Seçilmiş bölüm:

Bugün….
Hepimizin kendisi hakkında bir şeyler söyleyebilecek olduğumuz geneli
kapsayan, içine bir sürü yaşamı alan zaman dilimi…
Bugün… Kaç
tane farklı yaşamı içine alıyor acaba?… Kime göre ne ifade ediyor?…
Neleri
gizliyor kendinde?…
Bugün… İçinde
bazen nostaljiyle karışık dalgınlığı barındıran; bazen de
bilinmezliğin tereddüdünü ‘huzursuzlukla' karışık
dikkatte yansıtan şey.
Yarının
olmayacağını düşünerek yaşanılan bir bugünle hiç gelmeyecek olan bir
yarın varmış gibi yaşanılan bugün arasında fark olsa gerek. Hem yaşama
biçimi olarak hem de düşünme biçimi olarak...

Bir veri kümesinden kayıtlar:

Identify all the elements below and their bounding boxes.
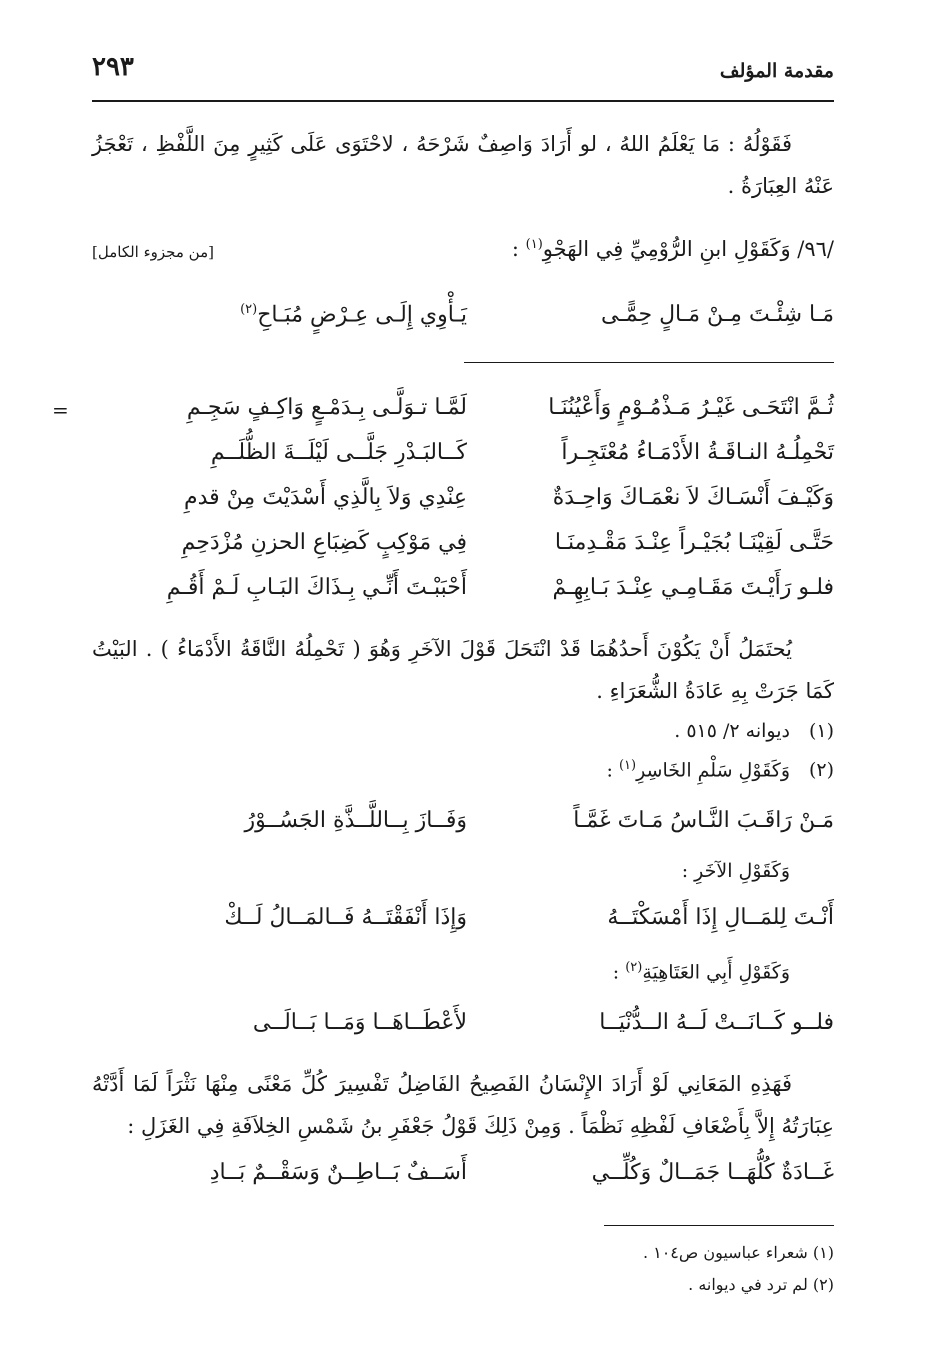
verse-hemistich-1: غَــادَةٌ كُلُّهَــا جَمَــالٌ وَكُلِّــي: [591, 1160, 834, 1185]
verse-hemistich-1: وَكَيْـفَ أَنْسَـاكَ لاَ نعْمَـاكَ وَاحِـدَةٌ: [552, 485, 834, 510]
intro-paragraph: فَقَوْلُهُ : مَا يَعْلَمُ اللهُ ، لو أَرَادَ وَاصِفٌ شَرْحَهُ ، لاحْتَوَى عَلَى كَثِيرٍ مِنَ اللَّفْظِ ، تَعْجَزُ عَنْهُ العِبَارَةُ .: [92, 132, 834, 198]
cont-verse: [92, 395, 834, 439]
verse-hemistich-1: فلــو كَــانَــتْ لَــهُ الــدُّنْيَــا: [599, 1010, 834, 1035]
verse-main: [92, 302, 834, 346]
footnote-marker: (٢): [240, 302, 258, 317]
footnote-text: وَكَقَوْلِ سَلْمِ الخَاسِرِ: [636, 759, 790, 782]
item-96-label: /٩٦/ وَكَقَوْلِ ابنِ الرُّوْمِيِّ فِي الهَجْوِ: [542, 237, 834, 261]
verse-hemistich-1: أَنْـتَ لِلمَــالِ إِذَا أَمْسَكْتَــهُ: [607, 905, 834, 930]
verse-hemistich-2: وَفَــازَ بِــاللَّــذَّةِ الجَسُــوْرُ: [244, 808, 467, 833]
cont-verse: [92, 575, 834, 619]
verse-hemistich-1: مَـا شِئْـتَ مِـنْ مَـالٍ حِمًّـى: [600, 302, 834, 327]
verse-final: [92, 1160, 834, 1204]
verse-hemistich-1: حَتَّـى لَقِيْنَـا بُجَيْـراً عِنْـدَ مَقْـدِمنَـا: [554, 530, 834, 555]
verse-salm: [92, 808, 834, 852]
item-96-heading: [512, 237, 834, 261]
verse-hemistich-2: عِنْدِي وَلاَ بِالَّذِي أَسْدَيْتَ مِنْ قدمِ: [183, 485, 467, 510]
footnote-number: (٢): [808, 759, 834, 782]
verse-hemistich-1: مَـنْ رَاقَـبَ النَّـاسُ مَـاتَ غَمَّـاً: [573, 808, 834, 833]
bottom-footnote-1: (١) شعراء عباسيون ص١٠٤ .: [642, 1243, 834, 1262]
footnote-separator: [604, 1225, 834, 1226]
verse-hemistich-2: لَمَّـا تـوَلَّـى بِـدَمْـعٍ وَاكِـفٍ سَجِـمِ: [186, 395, 467, 420]
verse-hemistich-2: لأَعْطَــاهَــا وَمَــا بَــالَــى: [252, 1010, 467, 1035]
verse-hemistich-1: تَحْمِلُـهُ النـاقَـةُ الأَدْمَـاءُ مُعْتَجِـراً: [561, 440, 834, 465]
header-rule: [92, 100, 834, 102]
meter-label: [من مجزوء الكامل]: [92, 243, 214, 261]
verse-hemistich-2: وَإِذَا أَنْفَقْتَــهُ فَــالمَــالُ لَــكْ: [224, 905, 467, 930]
cont-verse: [92, 530, 834, 574]
footnote-2: [606, 758, 834, 781]
verse-hemistich-2: أَسَــفٌ بَــاطِــنٌ وَسَقْــمٌ بَــادِ: [209, 1160, 467, 1185]
verse-hemistich-1: فلـو رَأَيْـتَ مَقَـامِـي عِنْـدَ بَـابِهِـمْ: [552, 575, 834, 600]
cont-verse: [92, 440, 834, 484]
verse-hemistich-2: يَـأْوِي إِلَـى عِـرْضٍ مُبَـاحِ$^{(٢)}$: [240, 302, 467, 328]
verse-atahiya: [92, 1010, 834, 1054]
footnote-1: [674, 720, 834, 742]
running-header: مقدمة المؤلف: [719, 60, 834, 82]
bottom-footnote-2: (٢) لم ترد في ديوانه .: [688, 1275, 834, 1294]
footnote-marker: (٢): [625, 960, 643, 975]
cont-verse: [92, 485, 834, 529]
verse-akhar: [92, 905, 834, 949]
item-96-tail: :: [511, 237, 526, 261]
footnote-number: (١): [808, 720, 834, 742]
commentary-paragraph: يُحتَمَلُ أَنْ يَكُوْنَ أَحدُهُمَا قَدْ انْتَحَلَ قَوْلَ الآخَرِ وَهُوَ ( تَحْمِلُهُ النَّاقَةُ الأَدْمَاءُ ) . البَيْتُ كَمَا جَرَتْ بِهِ عَادَةُ الشُّعَرَاءِ .: [92, 637, 834, 703]
verse-hemistich-2: أَحْبَبْـتَ أَنِّـي بِـذَاكَ البَـابِ لَـمْ أَقُـمِ: [166, 575, 467, 600]
line-akhar: وَكَقَوْلِ الآخَرِ :: [681, 860, 790, 882]
footnote-marker: (١): [618, 758, 637, 773]
verse-hemistich-1: ثُـمَّ انْتَحَـى غَيْـرُ مَـذْمُـوْمٍ وَأَعْيُنُنَـا: [548, 395, 834, 420]
footnote-tail: :: [606, 759, 619, 782]
footnote-marker: (١): [525, 237, 543, 252]
closing-paragraph: فَهَذِهِ المَعَانِي لَوْ أَرَادَ الإِنْسَانُ الفَصِيحُ الفَاضِلُ تَفْسِيرَ كُلِّ مَعْنًى مِنْهَا نَثْرَاً لَمَا أَدَّتْهُ عِبَارَتُهُ إِلاَّ بِأَضْعَافِ لَفْظِهِ نَظْمَاً . وَمِنْ ذَلِكَ قَوْلُ جَعْفَرِ بنُ شَمْسِ الخِلاَفَةِ فِي الغَزَلِ :: [92, 1072, 834, 1138]
verse-hemistich-2: كَــالبَـدْرِ جَلَّــى لَيْلَــةَ الظُّلَــمِ: [210, 440, 467, 465]
footnote-text: ديوانه ٢/ ٥١٥ .: [674, 720, 790, 742]
line-atahiya-text: وَكَقَوْلِ أَبِي العَتَاهِيَةِ: [642, 961, 790, 984]
line-atahiya: [613, 960, 790, 983]
verse-hemistich-2: فِي مَوْكِبٍ كَضِبَاعِ الحزنِ مُزْدَحِمِ: [181, 530, 467, 555]
footnote-separator: [464, 362, 834, 363]
page-number: ٢٩٣: [92, 52, 134, 82]
continuation-mark: =: [52, 398, 69, 422]
line-atahiya-tail: :: [612, 961, 626, 984]
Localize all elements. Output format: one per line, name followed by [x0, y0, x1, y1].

Görev tanımı: "Bugün" üzerine yazılmış metinde "Hepimizin kendisi hakkında" sözlerinden "düşünme biçimi olarak..." sözlerine kadar uzanan kısmı hiçbir değişiklik yapmadan yazar mısınız? Yalnızca "bugün" üzerine yazılmış metne dayanın.

Alıştırma çıktısı:
Hepimizin kendisi hakkında bir şeyler söyleyebilecek olduğumuz geneli
kapsayan, içine bir sürü yaşamı alan zaman dilimi…
Bugün… Kaç
tane farklı yaşamı içine alıyor acaba?… Kime göre ne ifade ediyor?…
Neleri
gizliyor kendinde?…
Bugün… İçinde
bazen nostaljiyle karışık dalgınlığı barındıran; bazen de
bilinmezliğin tereddüdünü ‘huzursuzlukla' karışık
dikkatte yansıtan şey.
Yarının
olmayacağını düşünerek yaşanılan bir bugünle hiç gelmeyecek olan bir
yarın varmış gibi yaşanılan bugün arasında fark olsa gerek. Hem yaşama
biçimi olarak hem de düşünme biçimi olarak...